• 文書の抜粋
昨年までの未来優駿は岩手所属馬限定の若駒賞だったが、今年からは地方全国交流の南部駒賞に。これまで若駒賞、南部駒賞をともに制した馬には、ロールボヌールやロックハンドスターなど翌年の岩手ダービー(当時はダイヤモンドカップ)馬の名もあった。その南部駒賞の創設は1973年。今年で47回目を数える岩手伝統の2歳重賞。2003年までは東北地区交流だったが、04年から地方全国交流となった。毎年11月の開催でありほとんどが水沢開催で行われていたが、日没が早くなるこの時期でも盛岡開催なら照明設備のおかげで18時台のスタートが可能になり、昨年より盛岡での開催となっている。
今年はホッカイドウ競馬から4頭、船橋、川崎から各1頭が参戦。岩手・水沢所属のリュウノシンゲンは芝の若鮎賞は3着も、ダート戦に限れば5戦負けなしで地元の利もあり単勝2.2番の1番人気に支持された。感冒による出走取消明けとなるチサットだが、イノセントカップ3着のスピードが評価されて5.3倍の2番人気、3番人気は5.7倍でJBC2歳優駿JpnⅢ・6着と見せ場ある走りをみせたギガキングで、北海道勢も上位人気に。ワールドリング、サンエイウルフ、マーサマイディアまで6頭が一桁台の単勝オッズとなった。
スタートはややバラつきもあったが、長いバックストレッチの直線ではマーサマイディア、チサット、サンエイウルフ、リュウノシンゲン、ワールドリング、ギガキングという隊列で、先団と後方グループが分かれるレース展開。前半3ハロンは35秒7でかなり速い流れとなった。
勝負どころ残り600メートルを過ぎても後方グループは先団には取り付けず、4コーナー手前ではマーサマイディア、チサット、サンエイウルフ、リュウノシンゲンが横並び、その直後の内めにギガキング、インを狙うワールドリングがつけて直線勝負へ。

• 抽出資料
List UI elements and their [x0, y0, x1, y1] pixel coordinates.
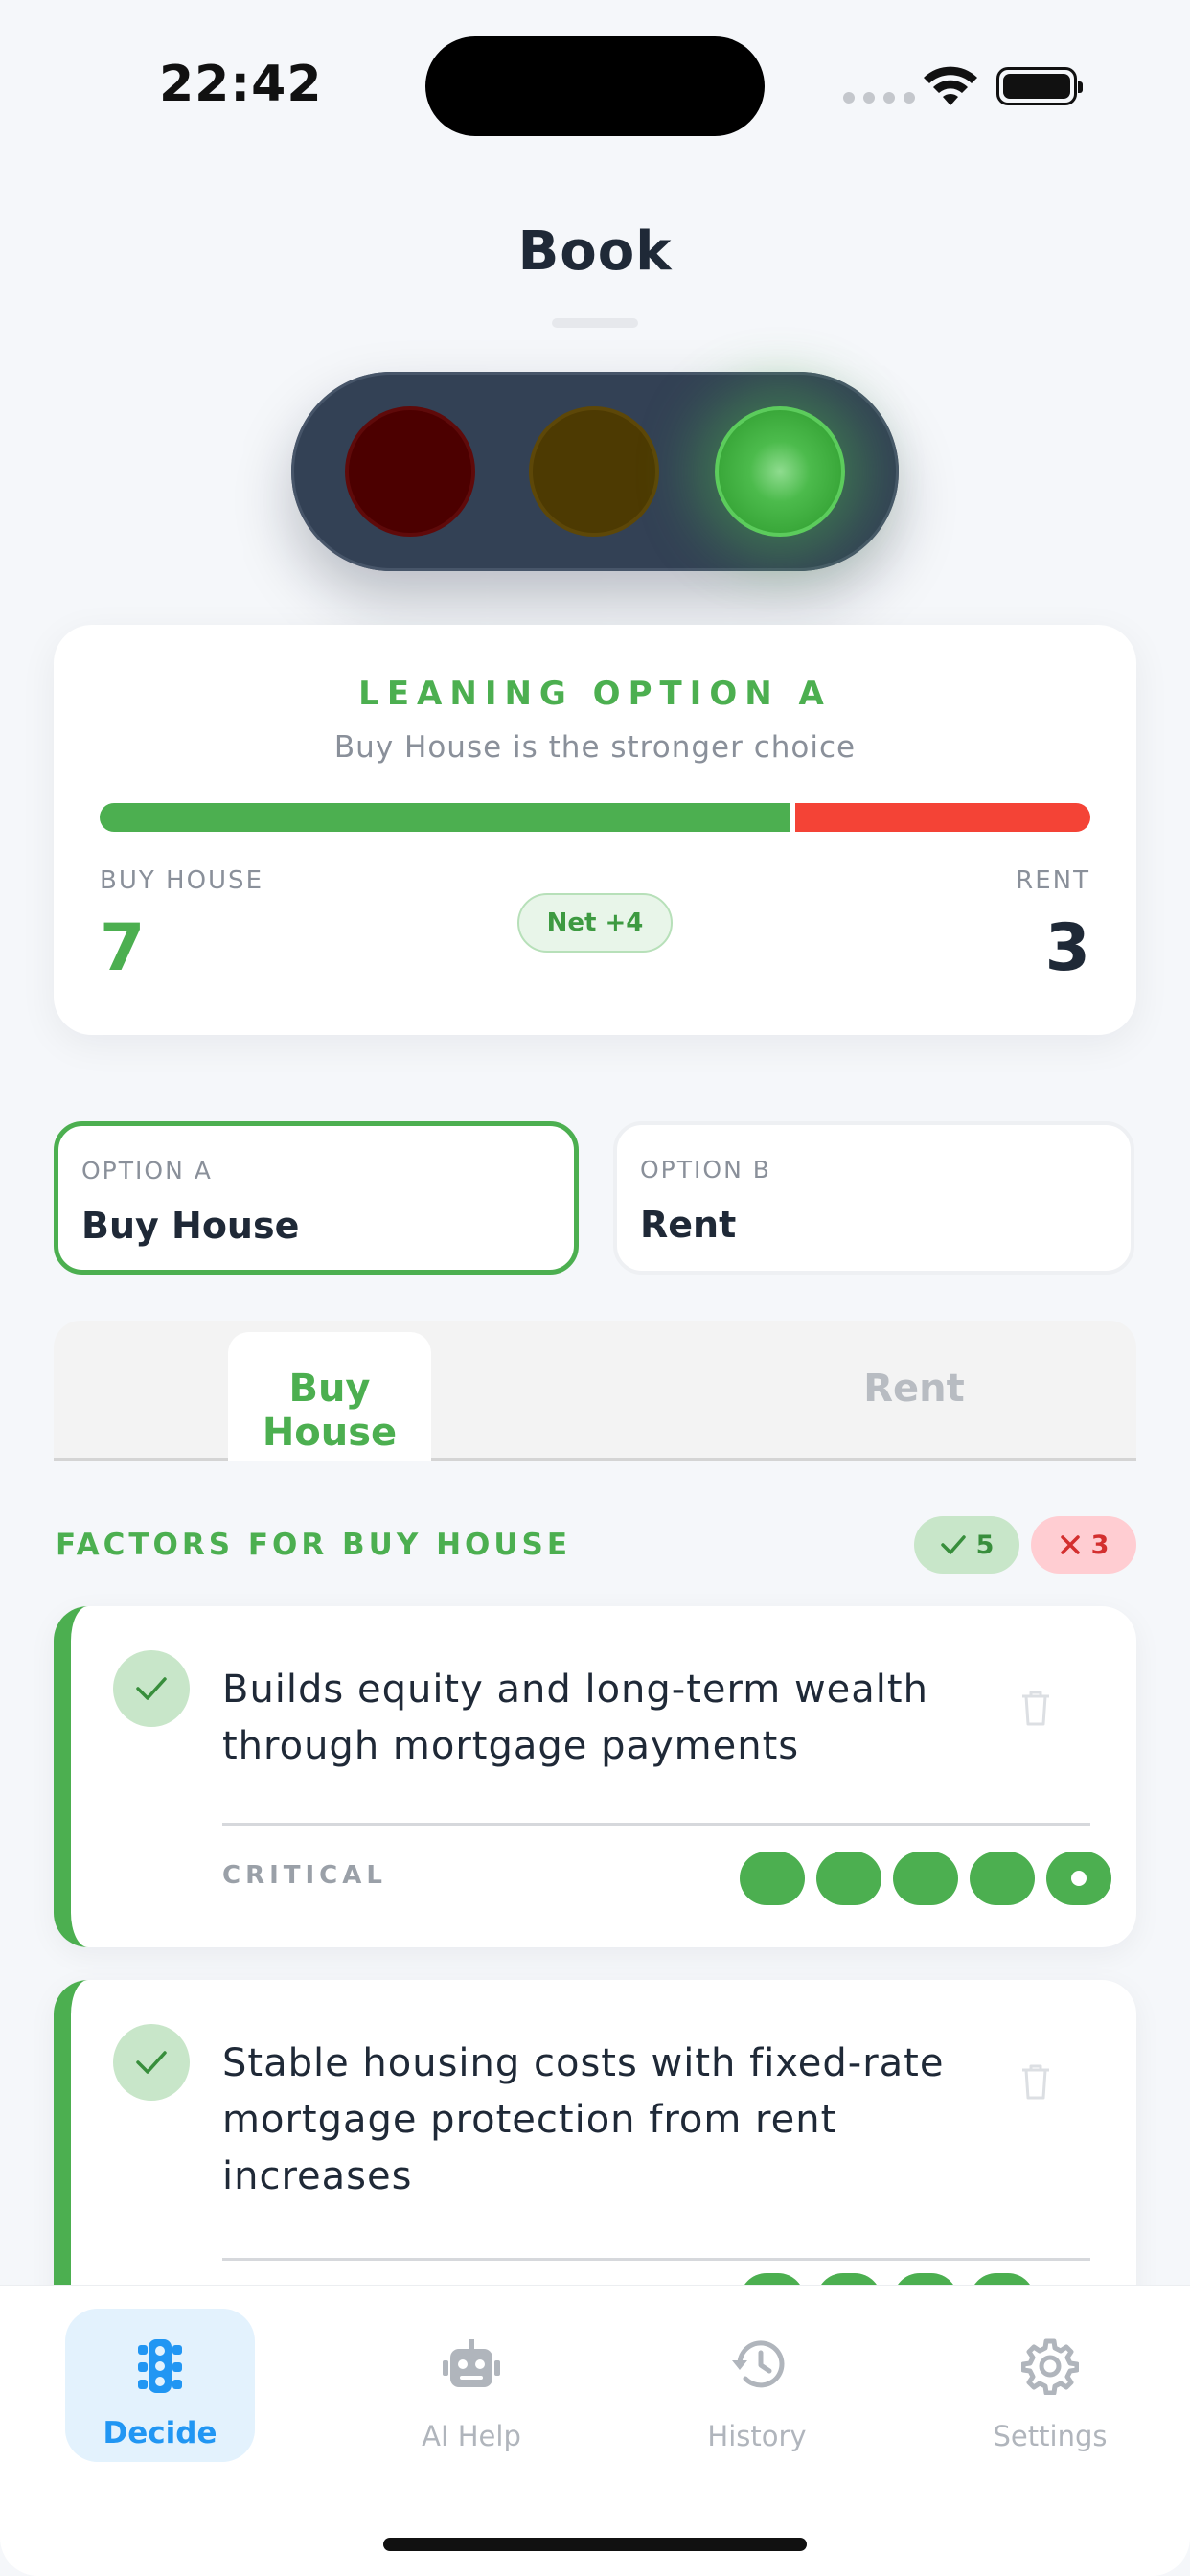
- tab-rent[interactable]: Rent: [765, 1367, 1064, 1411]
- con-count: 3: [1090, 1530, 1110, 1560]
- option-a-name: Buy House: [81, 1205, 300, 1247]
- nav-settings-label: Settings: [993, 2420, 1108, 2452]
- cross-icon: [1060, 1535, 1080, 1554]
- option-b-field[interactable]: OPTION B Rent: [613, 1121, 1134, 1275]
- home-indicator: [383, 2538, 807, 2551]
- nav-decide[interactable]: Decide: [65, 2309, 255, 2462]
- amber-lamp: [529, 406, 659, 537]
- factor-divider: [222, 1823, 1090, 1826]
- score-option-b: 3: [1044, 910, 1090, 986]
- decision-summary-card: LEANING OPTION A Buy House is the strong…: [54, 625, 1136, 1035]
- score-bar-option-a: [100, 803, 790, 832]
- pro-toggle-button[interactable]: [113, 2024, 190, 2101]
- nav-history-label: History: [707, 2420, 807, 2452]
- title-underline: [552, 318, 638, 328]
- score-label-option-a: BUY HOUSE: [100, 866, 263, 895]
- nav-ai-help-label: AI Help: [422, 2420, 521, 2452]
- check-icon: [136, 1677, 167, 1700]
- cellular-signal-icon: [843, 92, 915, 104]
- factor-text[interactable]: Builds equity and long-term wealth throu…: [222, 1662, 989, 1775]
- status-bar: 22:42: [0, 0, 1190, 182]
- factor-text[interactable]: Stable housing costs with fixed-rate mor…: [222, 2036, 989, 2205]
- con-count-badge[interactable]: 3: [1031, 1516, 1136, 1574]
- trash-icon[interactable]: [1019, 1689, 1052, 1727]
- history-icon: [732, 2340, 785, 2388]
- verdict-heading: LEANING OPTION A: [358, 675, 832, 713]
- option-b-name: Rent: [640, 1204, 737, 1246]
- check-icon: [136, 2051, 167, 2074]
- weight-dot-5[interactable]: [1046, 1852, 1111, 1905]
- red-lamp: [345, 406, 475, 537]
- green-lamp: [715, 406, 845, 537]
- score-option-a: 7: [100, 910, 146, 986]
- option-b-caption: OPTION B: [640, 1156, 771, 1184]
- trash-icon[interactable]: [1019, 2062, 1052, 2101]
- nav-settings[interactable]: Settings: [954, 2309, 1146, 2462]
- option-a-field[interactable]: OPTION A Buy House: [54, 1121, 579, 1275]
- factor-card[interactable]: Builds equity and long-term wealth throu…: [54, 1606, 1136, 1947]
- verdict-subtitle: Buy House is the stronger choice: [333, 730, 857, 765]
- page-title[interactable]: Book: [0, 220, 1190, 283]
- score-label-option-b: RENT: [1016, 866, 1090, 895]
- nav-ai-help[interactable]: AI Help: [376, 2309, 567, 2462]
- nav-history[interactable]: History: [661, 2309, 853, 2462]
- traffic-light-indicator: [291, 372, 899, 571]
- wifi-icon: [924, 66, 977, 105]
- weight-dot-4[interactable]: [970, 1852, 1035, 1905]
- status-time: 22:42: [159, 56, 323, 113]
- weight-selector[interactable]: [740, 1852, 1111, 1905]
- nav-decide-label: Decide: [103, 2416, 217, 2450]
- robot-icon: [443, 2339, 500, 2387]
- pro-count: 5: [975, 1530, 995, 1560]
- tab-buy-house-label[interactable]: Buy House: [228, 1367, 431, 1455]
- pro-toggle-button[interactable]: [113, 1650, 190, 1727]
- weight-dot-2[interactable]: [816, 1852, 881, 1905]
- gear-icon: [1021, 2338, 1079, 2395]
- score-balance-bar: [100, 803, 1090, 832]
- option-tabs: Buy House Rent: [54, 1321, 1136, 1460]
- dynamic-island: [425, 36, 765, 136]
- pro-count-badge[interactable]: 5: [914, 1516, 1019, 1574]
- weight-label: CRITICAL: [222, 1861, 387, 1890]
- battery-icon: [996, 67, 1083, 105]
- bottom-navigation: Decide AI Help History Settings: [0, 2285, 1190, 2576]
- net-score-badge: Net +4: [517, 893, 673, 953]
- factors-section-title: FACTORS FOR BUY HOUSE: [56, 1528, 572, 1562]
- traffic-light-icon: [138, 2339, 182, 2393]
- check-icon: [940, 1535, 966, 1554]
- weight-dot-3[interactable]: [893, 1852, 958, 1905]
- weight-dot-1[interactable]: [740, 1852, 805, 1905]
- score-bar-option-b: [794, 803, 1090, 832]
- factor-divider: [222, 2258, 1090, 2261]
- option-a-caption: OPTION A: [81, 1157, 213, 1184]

* * *

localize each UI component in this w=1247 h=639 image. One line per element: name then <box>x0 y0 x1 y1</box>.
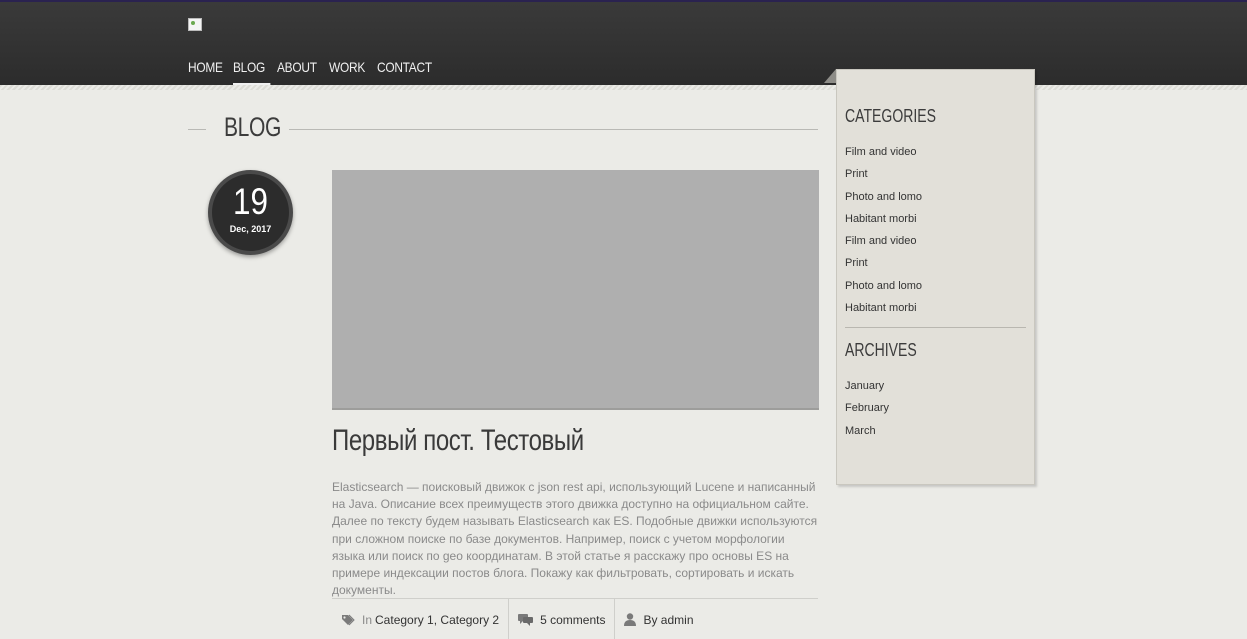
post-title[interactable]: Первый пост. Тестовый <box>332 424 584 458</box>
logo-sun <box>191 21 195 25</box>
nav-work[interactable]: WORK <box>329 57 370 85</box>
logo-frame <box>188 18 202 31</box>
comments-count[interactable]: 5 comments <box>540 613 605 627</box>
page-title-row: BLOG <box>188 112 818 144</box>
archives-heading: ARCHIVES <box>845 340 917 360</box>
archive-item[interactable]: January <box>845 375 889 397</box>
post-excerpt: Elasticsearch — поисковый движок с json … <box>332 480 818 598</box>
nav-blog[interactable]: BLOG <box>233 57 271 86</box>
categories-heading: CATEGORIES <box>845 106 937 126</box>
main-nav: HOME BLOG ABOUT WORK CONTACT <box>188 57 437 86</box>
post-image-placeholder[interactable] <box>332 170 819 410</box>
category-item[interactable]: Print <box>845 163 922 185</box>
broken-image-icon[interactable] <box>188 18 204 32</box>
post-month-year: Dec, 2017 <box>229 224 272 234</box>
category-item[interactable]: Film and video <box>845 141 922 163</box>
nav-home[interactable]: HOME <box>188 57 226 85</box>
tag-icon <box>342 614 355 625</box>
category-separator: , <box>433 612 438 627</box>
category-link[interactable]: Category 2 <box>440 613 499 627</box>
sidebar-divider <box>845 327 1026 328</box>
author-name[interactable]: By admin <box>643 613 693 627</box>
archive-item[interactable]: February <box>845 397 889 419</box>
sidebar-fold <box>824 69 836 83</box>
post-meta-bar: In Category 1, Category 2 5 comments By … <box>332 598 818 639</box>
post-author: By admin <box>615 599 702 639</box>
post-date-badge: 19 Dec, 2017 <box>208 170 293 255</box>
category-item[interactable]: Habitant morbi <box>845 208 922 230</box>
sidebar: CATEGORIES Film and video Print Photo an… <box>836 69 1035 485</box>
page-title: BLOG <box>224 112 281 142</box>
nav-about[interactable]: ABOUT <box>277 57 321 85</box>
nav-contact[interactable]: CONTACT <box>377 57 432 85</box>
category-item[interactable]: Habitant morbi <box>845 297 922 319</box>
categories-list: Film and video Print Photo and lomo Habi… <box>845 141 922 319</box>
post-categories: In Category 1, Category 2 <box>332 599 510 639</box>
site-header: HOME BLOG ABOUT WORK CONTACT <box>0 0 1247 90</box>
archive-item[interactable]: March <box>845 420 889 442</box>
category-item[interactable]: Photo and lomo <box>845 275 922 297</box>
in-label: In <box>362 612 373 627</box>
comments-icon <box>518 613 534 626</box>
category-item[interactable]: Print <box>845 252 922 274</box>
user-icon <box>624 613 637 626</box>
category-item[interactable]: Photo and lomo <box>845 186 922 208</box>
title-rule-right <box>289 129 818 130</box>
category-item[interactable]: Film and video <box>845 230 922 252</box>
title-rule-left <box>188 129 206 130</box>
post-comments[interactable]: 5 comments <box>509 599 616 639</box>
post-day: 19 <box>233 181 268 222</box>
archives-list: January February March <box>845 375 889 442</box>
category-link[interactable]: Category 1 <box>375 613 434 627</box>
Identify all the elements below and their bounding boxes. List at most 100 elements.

• 課題
南部駒賞についての文章では、このレースが創設されたのは何年とされていますか。 資料は別の出典から取られたものです。

• 解答
1973年です。